**To do**
Leaving the pictures aside, transcribe every line below exactly.

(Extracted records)
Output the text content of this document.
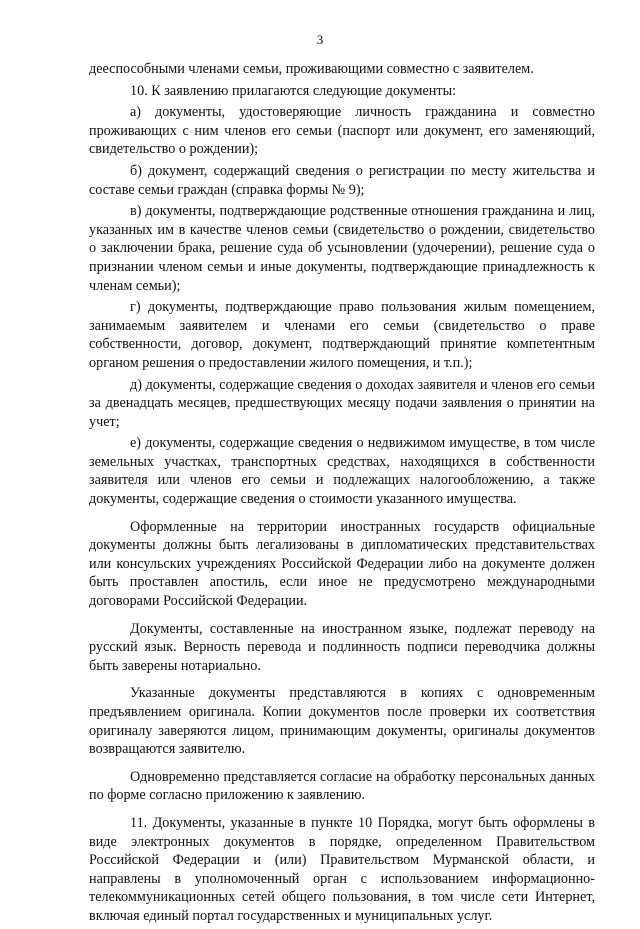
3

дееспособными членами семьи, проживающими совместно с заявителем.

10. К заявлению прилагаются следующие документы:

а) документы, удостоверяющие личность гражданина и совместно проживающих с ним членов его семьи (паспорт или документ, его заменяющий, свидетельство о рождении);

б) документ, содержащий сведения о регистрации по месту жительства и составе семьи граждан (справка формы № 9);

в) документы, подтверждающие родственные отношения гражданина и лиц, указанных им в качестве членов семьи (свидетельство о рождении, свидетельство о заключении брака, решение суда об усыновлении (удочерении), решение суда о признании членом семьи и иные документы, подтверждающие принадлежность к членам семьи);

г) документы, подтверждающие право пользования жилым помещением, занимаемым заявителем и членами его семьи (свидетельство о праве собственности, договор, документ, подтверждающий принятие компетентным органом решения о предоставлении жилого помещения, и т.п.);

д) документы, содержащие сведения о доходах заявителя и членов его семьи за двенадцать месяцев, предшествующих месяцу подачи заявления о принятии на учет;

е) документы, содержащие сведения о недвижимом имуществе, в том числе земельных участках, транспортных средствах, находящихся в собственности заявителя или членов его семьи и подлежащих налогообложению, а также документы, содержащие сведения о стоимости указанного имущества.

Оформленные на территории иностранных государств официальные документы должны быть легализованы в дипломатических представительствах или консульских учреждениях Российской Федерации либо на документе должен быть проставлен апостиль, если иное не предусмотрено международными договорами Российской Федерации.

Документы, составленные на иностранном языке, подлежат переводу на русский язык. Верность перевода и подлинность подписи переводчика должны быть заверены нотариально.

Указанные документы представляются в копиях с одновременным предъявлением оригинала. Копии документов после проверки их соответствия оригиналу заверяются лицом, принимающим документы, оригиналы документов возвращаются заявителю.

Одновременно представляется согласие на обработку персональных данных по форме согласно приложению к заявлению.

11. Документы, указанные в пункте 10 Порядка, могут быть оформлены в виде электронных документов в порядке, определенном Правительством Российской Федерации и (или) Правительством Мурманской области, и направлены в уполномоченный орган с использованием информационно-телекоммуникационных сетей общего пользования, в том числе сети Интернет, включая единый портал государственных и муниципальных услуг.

**Answer below**
Output the text content of this document.
3

дееспособными членами семьи, проживающими совместно с заявителем.

10. К заявлению прилагаются следующие документы:

а) документы, удостоверяющие личность гражданина и совместно проживающих с ним членов его семьи (паспорт или документ, его заменяющий, свидетельство о рождении);

б) документ, содержащий сведения о регистрации по месту жительства и составе семьи граждан (справка формы № 9);

в) документы, подтверждающие родственные отношения гражданина и лиц, указанных им в качестве членов семьи (свидетельство о рождении, свидетельство о заключении брака, решение суда об усыновлении (удочерении), решение суда о признании членом семьи и иные документы, подтверждающие принадлежность к членам семьи);

г) документы, подтверждающие право пользования жилым помещением, занимаемым заявителем и членами его семьи (свидетельство о праве собственности, договор, документ, подтверждающий принятие компетентным органом решения о предоставлении жилого помещения, и т.п.);

д) документы, содержащие сведения о доходах заявителя и членов его семьи за двенадцать месяцев, предшествующих месяцу подачи заявления о принятии на учет;

е) документы, содержащие сведения о недвижимом имуществе, в том числе земельных участках, транспортных средствах, находящихся в собственности заявителя или членов его семьи и подлежащих налогообложению, а также документы, содержащие сведения о стоимости указанного имущества.

Оформленные на территории иностранных государств официальные документы должны быть легализованы в дипломатических представительствах или консульских учреждениях Российской Федерации либо на документе должен быть проставлен апостиль, если иное не предусмотрено международными договорами Российской Федерации.

Документы, составленные на иностранном языке, подлежат переводу на русский язык. Верность перевода и подлинность подписи переводчика должны быть заверены нотариально.

Указанные документы представляются в копиях с одновременным предъявлением оригинала. Копии документов после проверки их соответствия оригиналу заверяются лицом, принимающим документы, оригиналы документов возвращаются заявителю.

Одновременно представляется согласие на обработку персональных данных по форме согласно приложению к заявлению.

11. Документы, указанные в пункте 10 Порядка, могут быть оформлены в виде электронных документов в порядке, определенном Правительством Российской Федерации и (или) Правительством Мурманской области, и направлены в уполномоченный орган с использованием информационно-телекоммуникационных сетей общего пользования, в том числе сети Интернет, включая единый портал государственных и муниципальных услуг.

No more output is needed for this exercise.